What you have to do
With the pictures left out, return exactly the lines from the one containing "Read all visible content and emit it as JSON." through the end of the listing below.

Input data

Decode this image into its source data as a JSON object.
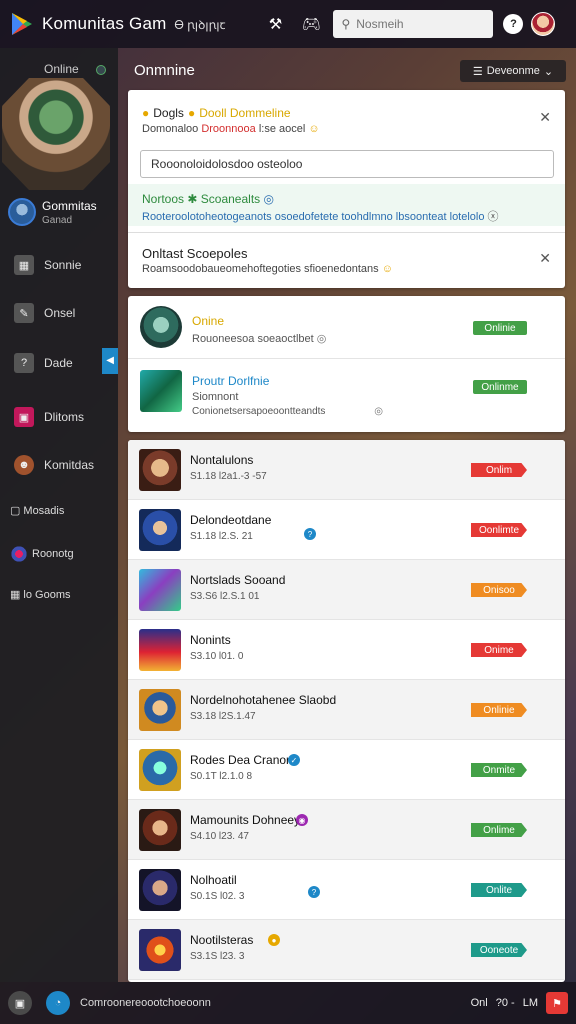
{
  "topbar": {
    "title": "Komunitas Gam",
    "subtitle": "Ꮎ ꞃꞁꝺꞁꞃꞁꞇ",
    "search_placeholder": "Nosmeih",
    "icons": [
      "logo-icon",
      "tools-icon",
      "gamepad-icon",
      "search-icon",
      "help-icon",
      "avatar"
    ]
  },
  "sidebar": {
    "online_label": "Online",
    "profile_name": "Gommitas",
    "profile_sub": "Ganad",
    "items": [
      {
        "label": "Sonnie",
        "icon": "grid-icon"
      },
      {
        "label": "Onsel",
        "icon": "wrench-icon"
      },
      {
        "label": "Dade",
        "icon": "chat-icon"
      },
      {
        "label": "Dlitoms",
        "icon": "gallery-icon"
      },
      {
        "label": "Komitdas",
        "icon": "heroes-icon"
      }
    ],
    "small_items": [
      {
        "label": "Mosadis"
      },
      {
        "label": "Roonotg"
      },
      {
        "label": "lo Gooms"
      }
    ]
  },
  "main": {
    "title": "Onmnine",
    "action_label": "Deveonme",
    "notification": {
      "title_a": "Dogls",
      "title_b": "Dooll Dommeline",
      "sub_a": "Domonaloo",
      "sub_b": "Droonnooa",
      "sub_c": "l:se aocel",
      "input_value": "Rooonoloidolosdoo osteoloo",
      "green_title": "Nortoos",
      "green_title_b": "Scoanealts",
      "green_sub": "Rooteroolotoheotogeanots osoedofetete toohdlmno lbsoonteat lotelolo",
      "title2": "Onltast Scoepoles",
      "sub2": "Roamsoodobaueomehoftegoties sfioenedontans"
    },
    "status": [
      {
        "name": "Onine",
        "sub": "Rouoneesoa soeaoctlbet",
        "badge": "Onlinie",
        "name_color": "#d8a800"
      },
      {
        "name": "Proutr Dorlfnie",
        "sub": "Siomnont",
        "sub2": "Conionetsersapoeoontteandts",
        "badge": "Onlinme",
        "name_color": "#1e88c8"
      }
    ],
    "games": [
      {
        "name": "Nontalulons",
        "meta": "S1.18 l2a1.-3 -57",
        "badge": "Onlim",
        "badge_color": "#e53935"
      },
      {
        "name": "Delondeotdane",
        "meta": "S1.18 l2.S. 21",
        "badge": "Oonlimte",
        "badge_color": "#e53935"
      },
      {
        "name": "Nortslads Sooand",
        "meta": "S3.S6 l2.S.1 01",
        "badge": "Onisoo",
        "badge_color": "#ef8c22"
      },
      {
        "name": "Nonints",
        "meta": "S3.10 l01. 0",
        "badge": "Onime",
        "badge_color": "#e53935"
      },
      {
        "name": "Nordelnohotahenee Slaobd",
        "meta": "S3.18 l2S.1.47",
        "badge": "Onlinie",
        "badge_color": "#ef8c22"
      },
      {
        "name": "Rodes Dea Cranors",
        "meta": "S0.1T l2.1.0 8",
        "badge": "Onmite",
        "badge_color": "#43a047"
      },
      {
        "name": "Mamounits Dohneey",
        "meta": "S4.10 l23. 47",
        "badge": "Onlime",
        "badge_color": "#43a047"
      },
      {
        "name": "Nolhoatil",
        "meta": "S0.1S l02. 3",
        "badge": "Onlite",
        "badge_color": "#1e9a8a"
      },
      {
        "name": "Nootilsteras",
        "meta": "S3.1S l23. 3",
        "badge": "Ooneote",
        "badge_color": "#1e9a8a"
      }
    ]
  },
  "bottombar": {
    "text": "Comroonereoootchoeoonn",
    "right_a": "Onl",
    "right_b": "?0 -",
    "right_c": "LM"
  }
}
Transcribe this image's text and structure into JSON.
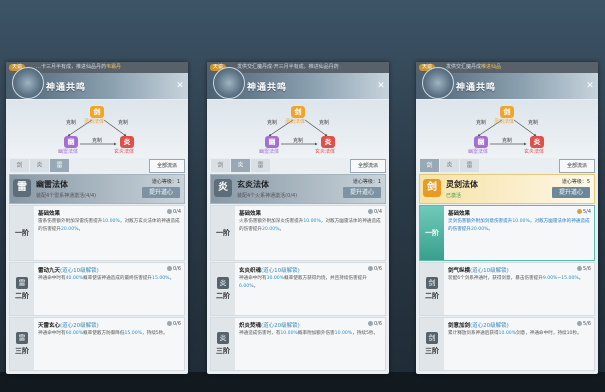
{
  "panels": [
    {
      "ticker": {
        "tag": "天谕",
        "text": "…卡三月半有成，推进仙品丹药",
        "hl": "韦霜丹"
      },
      "title": "神通共鸣",
      "diagram": {
        "top": "剑",
        "top_label": "灵剑法体",
        "left": "幽",
        "left_label": "幽雷法体",
        "right": "炎",
        "right_label": "玄炎法体",
        "edges": [
          "克制",
          "克制",
          "克制"
        ]
      },
      "tabs": [
        "剑",
        "炎",
        "雷"
      ],
      "tab_active": 2,
      "all_btn": "全部流派",
      "law": {
        "icon": "雷",
        "name": "幽雷法体",
        "sub": "装配4个雷系神通激活(4/4)",
        "level": "道心等级：1",
        "upgrade": "提升道心",
        "active": false
      },
      "tiers": [
        {
          "rank": "一阶",
          "name": "基础效果",
          "req": "",
          "count": "0/4",
          "desc": "雷系伤害额外附加深雷伤害提升",
          "v1": "10.00%",
          "desc2": "，对敌方玄炎法体的神通造成的伤害提升",
          "v2": "20.00%",
          "desc3": "。"
        },
        {
          "rank": "二阶",
          "name": "雷动九天",
          "req": "(道心10级解锁)",
          "count": "0/6",
          "desc": "神通命中时有",
          "v1": "40.00%",
          "desc2": "概率使该神通造成的最终伤害提升",
          "v2": "15.00%",
          "desc3": "。"
        },
        {
          "rank": "三阶",
          "name": "天雷玄心",
          "req": "(道心20级解锁)",
          "count": "0/6",
          "desc": "神通命中时有",
          "v1": "60.00%",
          "desc2": "概率使敌方防御降低",
          "v2": "15.00%",
          "desc3": "，持续5秒。"
        }
      ]
    },
    {
      "ticker": {
        "tag": "天谕",
        "text": "发供交汇魔丹成·开三月半有成，推进仙品丹药",
        "hl": ""
      },
      "title": "神通共鸣",
      "diagram": {
        "top": "剑",
        "top_label": "灵剑法体",
        "left": "幽",
        "left_label": "幽雷法体",
        "right": "炎",
        "right_label": "玄炎法体",
        "edges": [
          "克制",
          "克制",
          "克制"
        ]
      },
      "tabs": [
        "剑",
        "炎",
        "雷"
      ],
      "tab_active": 1,
      "all_btn": "全部流派",
      "law": {
        "icon": "炎",
        "name": "玄炎法体",
        "sub": "装配4个火系神通激活(0/4)",
        "level": "道心等级：1",
        "upgrade": "提升道心",
        "active": false
      },
      "tiers": [
        {
          "rank": "一阶",
          "name": "基础效果",
          "req": "",
          "count": "0/4",
          "desc": "火系伤害额外附加深炎伤害提升",
          "v1": "10.00%",
          "desc2": "，对敌方幽雷法体的神通造成的伤害提升",
          "v2": "20.00%",
          "desc3": "。"
        },
        {
          "rank": "二阶",
          "name": "玄炎织魂",
          "req": "(道心10级解锁)",
          "count": "0/6",
          "desc": "神通命中时有",
          "v1": "30.00%",
          "desc2": "概率使敌方获得灼烧，并且持续伤害提升",
          "v2": "6.00%",
          "desc3": "。"
        },
        {
          "rank": "三阶",
          "name": "炽炎焚魂",
          "req": "(道心20级解锁)",
          "count": "0/6",
          "desc": "神通造成伤害时，有",
          "v1": "10.00%",
          "desc2": "概率附加额外伤害",
          "v2": "10.00%",
          "desc3": "，持续5秒。"
        }
      ]
    },
    {
      "ticker": {
        "tag": "天谕",
        "text": "发供交汇魔丹成",
        "hl": "推进仙品"
      },
      "title": "神通共鸣",
      "diagram": {
        "top": "剑",
        "top_label": "灵剑法体",
        "left": "幽",
        "left_label": "幽雷法体",
        "right": "炎",
        "right_label": "玄炎法体",
        "edges": [
          "克制",
          "克制",
          "克制"
        ]
      },
      "tabs": [
        "剑",
        "炎",
        "雷"
      ],
      "tab_active": 0,
      "all_btn": "全部流派",
      "law": {
        "icon": "剑",
        "name": "灵剑法体",
        "sub": "已激活",
        "level": "道心等级：5",
        "upgrade": "提升道心",
        "active": true
      },
      "tiers": [
        {
          "rank": "一阶",
          "name": "基础效果",
          "req": "",
          "count": "5/4",
          "desc": "灵剑伤害额外附加剑意伤害提升",
          "v1": "10.00%",
          "desc2": "，对敌方幽雷法体的神通造成的伤害提升",
          "v2": "20.00%",
          "desc3": "。",
          "active": true
        },
        {
          "rank": "二阶",
          "name": "剑气纵横",
          "req": "(道心10级解锁)",
          "count": "5/6",
          "desc": "装配6个剑系神通时，获得剑意，暴击伤害提升",
          "v1": "9.00%~15.00%",
          "desc2": "",
          "v2": "",
          "desc3": "。"
        },
        {
          "rank": "三阶",
          "name": "剑意加剑",
          "req": "(道心20级解锁)",
          "count": "5/6",
          "desc": "累计释放剑系神通后获得",
          "v1": "10.00%",
          "desc2": "剑意，神通命中时",
          "v2": "",
          "desc3": "，持续10秒。"
        }
      ]
    }
  ],
  "colors": {
    "sword": "#f0a52a",
    "thunder": "#a56fd0",
    "flame": "#e0504a",
    "accent": "#3a9f8e"
  }
}
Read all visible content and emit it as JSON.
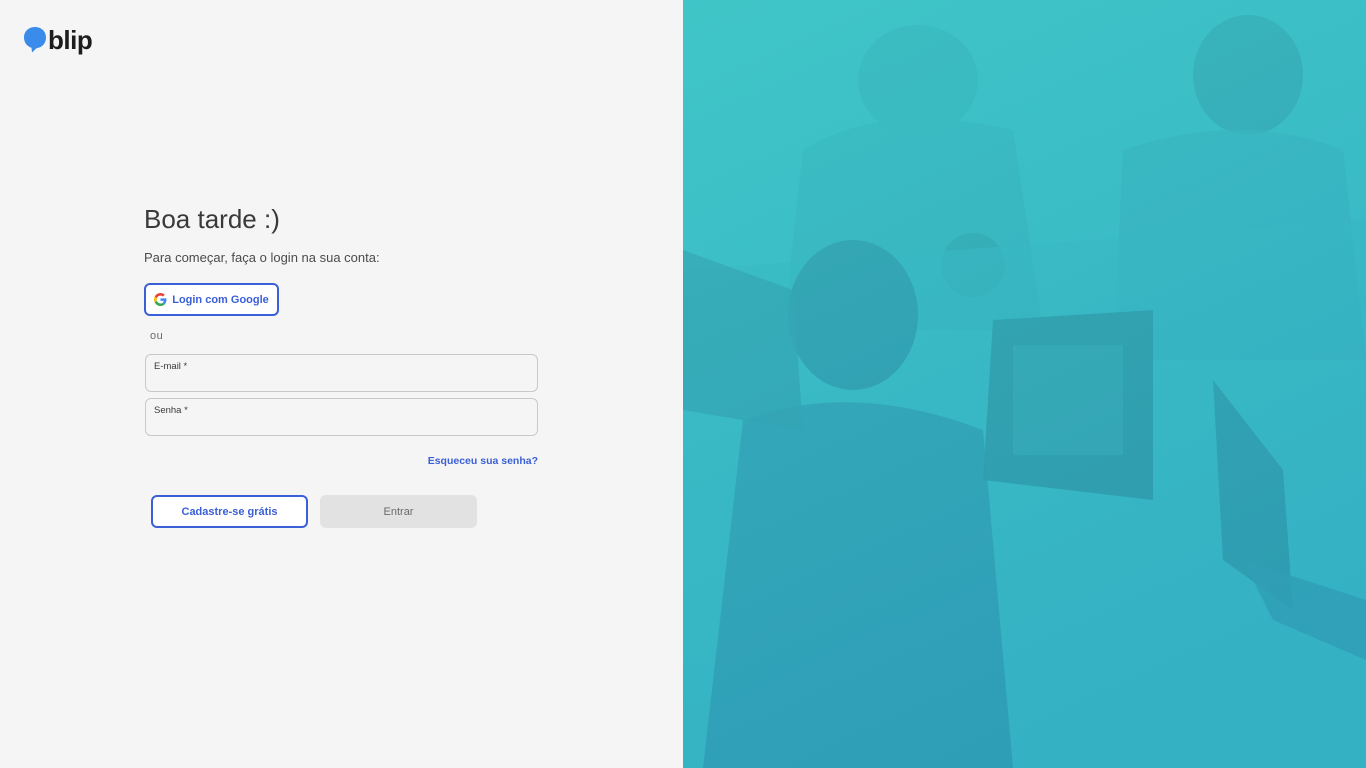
{
  "brand": {
    "logo_text": "blip",
    "logo_icon": "speech-bubble-icon",
    "brand_color": "#3b8bea"
  },
  "login": {
    "greeting": "Boa tarde :)",
    "subtitle": "Para começar, faça o login na sua conta:",
    "google_button_label": "Login com Google",
    "google_icon": "google-g-icon",
    "or_label": "ou",
    "email_label": "E-mail *",
    "email_value": "",
    "password_label": "Senha *",
    "password_value": "",
    "forgot_password_link": "Esqueceu sua senha?",
    "signup_button_label": "Cadastre-se grátis",
    "submit_button_label": "Entrar"
  },
  "colors": {
    "accent": "#3b5fd6",
    "disabled_button": "#e2e2e2",
    "hero_overlay": "#3ec6c6"
  },
  "hero": {
    "image": "people-working-on-laptops-photo"
  }
}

The reply
Read all visible content and emit it as JSON.
{
  "brand": {
    "logo_text": "blip",
    "logo_icon": "speech-bubble-icon",
    "brand_color": "#3b8bea"
  },
  "login": {
    "greeting": "Boa tarde :)",
    "subtitle": "Para começar, faça o login na sua conta:",
    "google_button_label": "Login com Google",
    "google_icon": "google-g-icon",
    "or_label": "ou",
    "email_label": "E-mail *",
    "email_value": "",
    "password_label": "Senha *",
    "password_value": "",
    "forgot_password_link": "Esqueceu sua senha?",
    "signup_button_label": "Cadastre-se grátis",
    "submit_button_label": "Entrar"
  },
  "colors": {
    "accent": "#3b5fd6",
    "disabled_button": "#e2e2e2",
    "hero_overlay": "#3ec6c6"
  },
  "hero": {
    "image": "people-working-on-laptops-photo"
  }
}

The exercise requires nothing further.